▸ Exercise instructions: Gather every line in the records below that contains the word "label".

▸ Material to process:
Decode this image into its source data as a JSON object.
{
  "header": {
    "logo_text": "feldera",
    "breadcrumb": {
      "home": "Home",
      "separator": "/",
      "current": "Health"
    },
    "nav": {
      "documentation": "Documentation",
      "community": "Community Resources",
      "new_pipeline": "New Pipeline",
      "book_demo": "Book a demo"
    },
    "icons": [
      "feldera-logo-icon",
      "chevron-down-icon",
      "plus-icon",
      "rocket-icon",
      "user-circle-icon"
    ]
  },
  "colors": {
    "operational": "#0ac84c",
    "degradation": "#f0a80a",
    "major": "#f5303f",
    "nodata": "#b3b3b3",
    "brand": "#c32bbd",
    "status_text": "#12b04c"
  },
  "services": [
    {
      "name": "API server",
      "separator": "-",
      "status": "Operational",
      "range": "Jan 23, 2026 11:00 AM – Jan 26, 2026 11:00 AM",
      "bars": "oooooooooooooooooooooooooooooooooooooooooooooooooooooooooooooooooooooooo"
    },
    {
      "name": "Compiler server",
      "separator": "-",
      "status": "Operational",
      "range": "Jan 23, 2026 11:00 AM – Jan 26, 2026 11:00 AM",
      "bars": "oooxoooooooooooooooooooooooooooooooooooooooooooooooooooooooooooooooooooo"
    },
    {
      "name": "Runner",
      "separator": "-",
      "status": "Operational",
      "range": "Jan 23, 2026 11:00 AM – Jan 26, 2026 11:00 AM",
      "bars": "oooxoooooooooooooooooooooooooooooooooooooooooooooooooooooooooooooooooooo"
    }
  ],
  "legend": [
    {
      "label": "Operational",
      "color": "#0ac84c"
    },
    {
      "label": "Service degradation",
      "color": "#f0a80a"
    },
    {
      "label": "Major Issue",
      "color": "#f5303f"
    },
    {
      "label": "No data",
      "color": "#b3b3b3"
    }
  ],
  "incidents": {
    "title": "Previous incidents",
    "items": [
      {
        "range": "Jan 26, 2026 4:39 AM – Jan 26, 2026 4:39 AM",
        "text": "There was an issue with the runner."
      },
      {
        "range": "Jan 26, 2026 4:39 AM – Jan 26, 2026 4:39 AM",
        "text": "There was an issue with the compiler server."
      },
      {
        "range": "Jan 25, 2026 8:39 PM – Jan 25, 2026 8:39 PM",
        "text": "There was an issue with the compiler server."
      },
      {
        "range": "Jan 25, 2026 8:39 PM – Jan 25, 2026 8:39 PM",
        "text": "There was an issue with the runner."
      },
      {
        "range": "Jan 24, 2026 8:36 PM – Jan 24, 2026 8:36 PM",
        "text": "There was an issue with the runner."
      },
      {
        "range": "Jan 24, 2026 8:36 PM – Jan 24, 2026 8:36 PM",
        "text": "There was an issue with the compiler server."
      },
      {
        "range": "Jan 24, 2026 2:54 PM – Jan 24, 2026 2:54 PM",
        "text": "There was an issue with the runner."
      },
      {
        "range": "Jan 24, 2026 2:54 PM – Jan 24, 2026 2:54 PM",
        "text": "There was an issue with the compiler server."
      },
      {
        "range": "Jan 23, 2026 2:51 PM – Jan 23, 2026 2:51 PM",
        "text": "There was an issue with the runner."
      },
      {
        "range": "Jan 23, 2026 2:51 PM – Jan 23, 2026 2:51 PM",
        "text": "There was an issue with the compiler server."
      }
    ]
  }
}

▸ Response:
      "label": "Operational",
      "label": "Service degradation",
      "label": "Major Issue",
      "label": "No data",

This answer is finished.